TASK DESCRIPTION –
All of the data should be repeated exactly; pictures are not part of the copy.

☆ ☆ ☆ ☆ ☆ ☆ ☆

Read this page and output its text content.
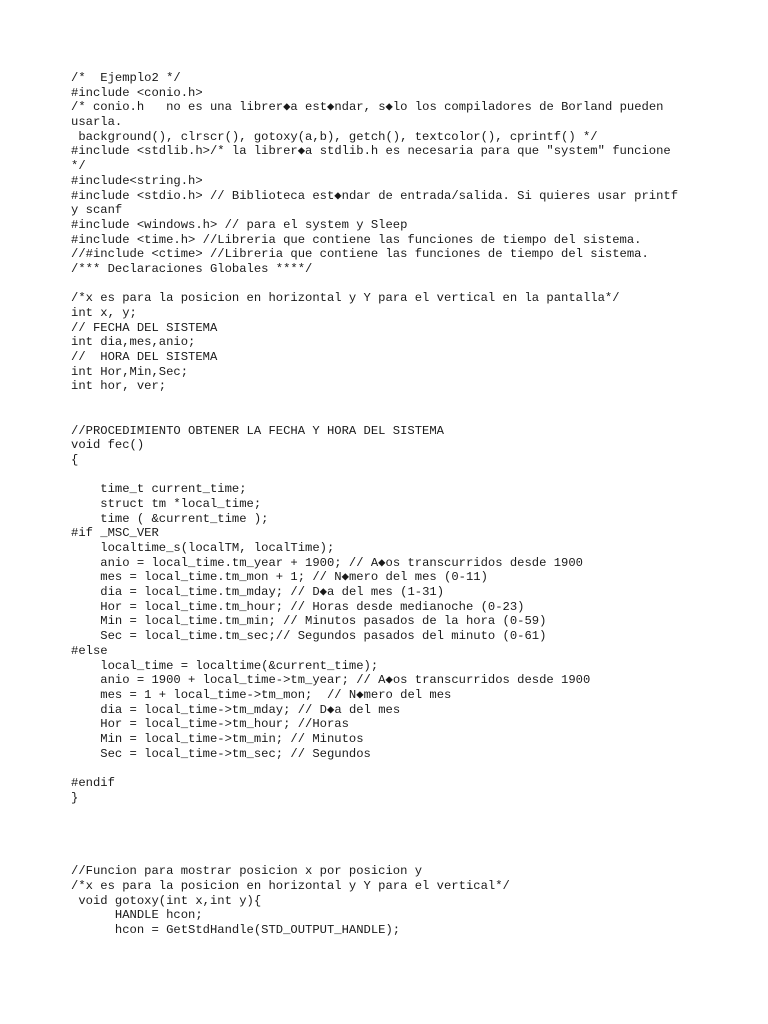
/*  Ejemplo2 */
#include <conio.h>
/* conio.h   no es una librer◆a est◆ndar, s◆lo los compiladores de Borland pueden
usarla.
background(), clrscr(), gotoxy(a,b), getch(), textcolor(), cprintf() */
#include <stdlib.h>/* la librer◆a stdlib.h es necesaria para que "system" funcione
*/
#include<string.h>
#include <stdio.h> // Biblioteca est◆ndar de entrada/salida. Si quieres usar printf
y scanf
#include <windows.h> // para el system y Sleep
#include <time.h> //Libreria que contiene las funciones de tiempo del sistema.
//#include <ctime> //Libreria que contiene las funciones de tiempo del sistema.
/*** Declaraciones Globales ****/
/*x es para la posicion en horizontal y Y para el vertical en la pantalla*/
int x, y;
// FECHA DEL SISTEMA
int dia,mes,anio;
//  HORA DEL SISTEMA
int Hor,Min,Sec;
int hor, ver;
//PROCEDIMIENTO OBTENER LA FECHA Y HORA DEL SISTEMA
void fec()
{
time_t current_time;
struct tm *local_time;
time ( &current_time );
#if _MSC_VER
localtime_s(localTM, localTime);
anio = local_time.tm_year + 1900; // A◆os transcurridos desde 1900
mes = local_time.tm_mon + 1; // N◆mero del mes (0-11)
dia = local_time.tm_mday; // D◆a del mes (1-31)
Hor = local_time.tm_hour; // Horas desde medianoche (0-23)
Min = local_time.tm_min; // Minutos pasados de la hora (0-59)
Sec = local_time.tm_sec;// Segundos pasados del minuto (0-61)
#else
local_time = localtime(&current_time);
anio = 1900 + local_time->tm_year; // A◆os transcurridos desde 1900
mes = 1 + local_time->tm_mon;  // N◆mero del mes
dia = local_time->tm_mday; // D◆a del mes
Hor = local_time->tm_hour; //Horas
Min = local_time->tm_min; // Minutos
Sec = local_time->tm_sec; // Segundos
#endif
}
//Funcion para mostrar posicion x por posicion y
/*x es para la posicion en horizontal y Y para el vertical*/
void gotoxy(int x,int y){
HANDLE hcon;
hcon = GetStdHandle(STD_OUTPUT_HANDLE);
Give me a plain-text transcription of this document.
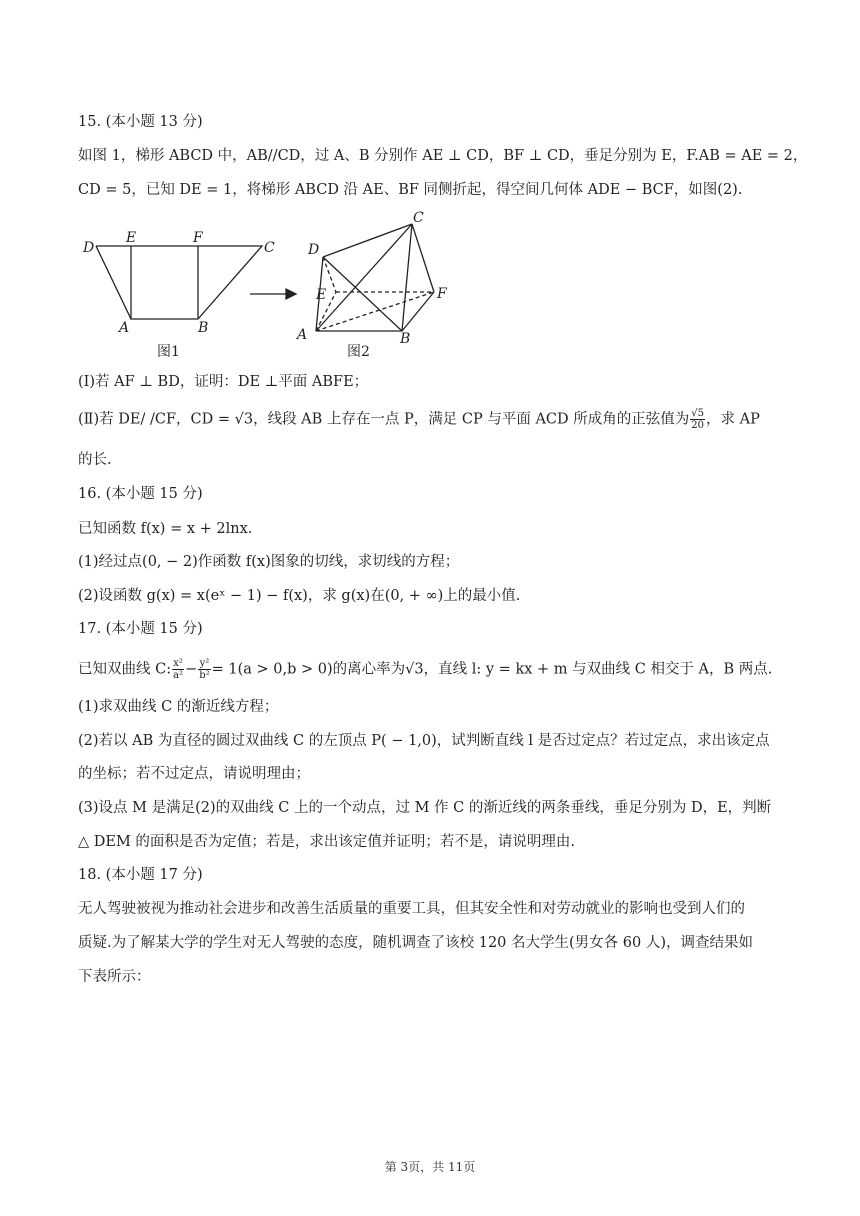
15. (本小题 13 分)
如图 1，梯形 ABCD 中，AB//CD，过 A、B 分别作 AE ⊥ CD，BF ⊥ CD，垂足分别为 E，F.AB = AE = 2，
CD = 5，已知 DE = 1，将梯形 ABCD 沿 AE、BF 同侧折起，得空间几何体 ADE − BCF，如图(2).
D
E	F
C
A	B
图1
C
D
E	F
A	B
图2
(Ⅰ)若 AF ⊥ BD，证明：DE ⊥平面 ABFE；
(Ⅱ)若 DE/ /CF，CD = √3，线段 AB 上存在一点 P，满足 CP 与平面 ACD 所成角的正弦值为 $\frac{√5}{20}$ ，求 AP
的长.
16. (本小题 15 分)
已知函数 f(x) = x + 2lnx.
(1)经过点(0, − 2)作函数 f(x)图象的切线，求切线的方程；
(2)设函数 g(x) = x(eˣ − 1) − f(x)，求 g(x)在(0, + ∞)上的最小值.
17. (本小题 15 分)
已知双曲线 C: $\frac{\text{x²}}{\text{a²}} - \frac{\text{y²}}{\text{b²}} = 1(a > 0,b > 0)$的离心率为√3，直线 l: y = kx + m 与双曲线 C 相交于 A，B 两点.
(1)求双曲线 C 的渐近线方程；
(2)若以 AB 为直径的圆过双曲线 C 的左顶点 P( − 1,0)，试判断直线 l 是否过定点？若过定点，求出该定点
的坐标；若不过定点，请说明理由；
(3)设点 M 是满足(2)的双曲线 C 上的一个动点，过 M 作 C 的渐近线的两条垂线，垂足分别为 D，E，判断
△ DEM 的面积是否为定值；若是，求出该定值并证明；若不是，请说明理由.
18. (本小题 17 分)
无人驾驶被视为推动社会进步和改善生活质量的重要工具，但其安全性和对劳动就业的影响也受到人们的
质疑.为了解某大学的学生对无人驾驶的态度，随机调查了该校 120 名大学生(男女各 60 人)，调查结果如
下表所示：
第 3页，共 11页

☆ ☆ ☆ ☆ ☆ ☆ ☆

RESPONSE TO THE EXERCISE –
Read this page and output its text content.
/*  Ejemplo2 */
#include <conio.h>
/* conio.h   no es una librer◆a est◆ndar, s◆lo los compiladores de Borland pueden
usarla.
background(), clrscr(), gotoxy(a,b), getch(), textcolor(), cprintf() */
#include <stdlib.h>/* la librer◆a stdlib.h es necesaria para que "system" funcione
*/
#include<string.h>
#include <stdio.h> // Biblioteca est◆ndar de entrada/salida. Si quieres usar printf
y scanf
#include <windows.h> // para el system y Sleep
#include <time.h> //Libreria que contiene las funciones de tiempo del sistema.
//#include <ctime> //Libreria que contiene las funciones de tiempo del sistema.
/*** Declaraciones Globales ****/
/*x es para la posicion en horizontal y Y para el vertical en la pantalla*/
int x, y;
// FECHA DEL SISTEMA
int dia,mes,anio;
//  HORA DEL SISTEMA
int Hor,Min,Sec;
int hor, ver;
//PROCEDIMIENTO OBTENER LA FECHA Y HORA DEL SISTEMA
void fec()
{
time_t current_time;
struct tm *local_time;
time ( &current_time );
#if _MSC_VER
localtime_s(localTM, localTime);
anio = local_time.tm_year + 1900; // A◆os transcurridos desde 1900
mes = local_time.tm_mon + 1; // N◆mero del mes (0-11)
dia = local_time.tm_mday; // D◆a del mes (1-31)
Hor = local_time.tm_hour; // Horas desde medianoche (0-23)
Min = local_time.tm_min; // Minutos pasados de la hora (0-59)
Sec = local_time.tm_sec;// Segundos pasados del minuto (0-61)
#else
local_time = localtime(&current_time);
anio = 1900 + local_time->tm_year; // A◆os transcurridos desde 1900
mes = 1 + local_time->tm_mon;  // N◆mero del mes
dia = local_time->tm_mday; // D◆a del mes
Hor = local_time->tm_hour; //Horas
Min = local_time->tm_min; // Minutos
Sec = local_time->tm_sec; // Segundos
#endif
}
//Funcion para mostrar posicion x por posicion y
/*x es para la posicion en horizontal y Y para el vertical*/
void gotoxy(int x,int y){
HANDLE hcon;
hcon = GetStdHandle(STD_OUTPUT_HANDLE);
Give me a plain-text transcription of this document.
15. (本小题 13 分)
如图 1，梯形 ABCD 中，AB//CD，过 A、B 分别作 AE ⊥ CD，BF ⊥ CD，垂足分别为 E，F.AB = AE = 2，
CD = 5，已知 DE = 1，将梯形 ABCD 沿 AE、BF 同侧折起，得空间几何体 ADE − BCF，如图(2).
D
E	F
C
A	B
图1
C
D
E	F
A	B
图2
(Ⅰ)若 AF ⊥ BD，证明：DE ⊥平面 ABFE；
(Ⅱ)若 DE/ /CF，CD = √3，线段 AB 上存在一点 P，满足 CP 与平面 ACD 所成角的正弦值为 $\frac{√5}{20}$ ，求 AP
的长.
16. (本小题 15 分)
已知函数 f(x) = x + 2lnx.
(1)经过点(0, − 2)作函数 f(x)图象的切线，求切线的方程；
(2)设函数 g(x) = x(eˣ − 1) − f(x)，求 g(x)在(0, + ∞)上的最小值.
17. (本小题 15 分)
已知双曲线 C: $\frac{\text{x²}}{\text{a²}} - \frac{\text{y²}}{\text{b²}} = 1(a > 0,b > 0)$的离心率为√3，直线 l: y = kx + m 与双曲线 C 相交于 A，B 两点.
(1)求双曲线 C 的渐近线方程；
(2)若以 AB 为直径的圆过双曲线 C 的左顶点 P( − 1,0)，试判断直线 l 是否过定点？若过定点，求出该定点
的坐标；若不过定点，请说明理由；
(3)设点 M 是满足(2)的双曲线 C 上的一个动点，过 M 作 C 的渐近线的两条垂线，垂足分别为 D，E，判断
△ DEM 的面积是否为定值；若是，求出该定值并证明；若不是，请说明理由.
18. (本小题 17 分)
无人驾驶被视为推动社会进步和改善生活质量的重要工具，但其安全性和对劳动就业的影响也受到人们的
质疑.为了解某大学的学生对无人驾驶的态度，随机调查了该校 120 名大学生(男女各 60 人)，调查结果如
下表所示：
第 3页，共 11页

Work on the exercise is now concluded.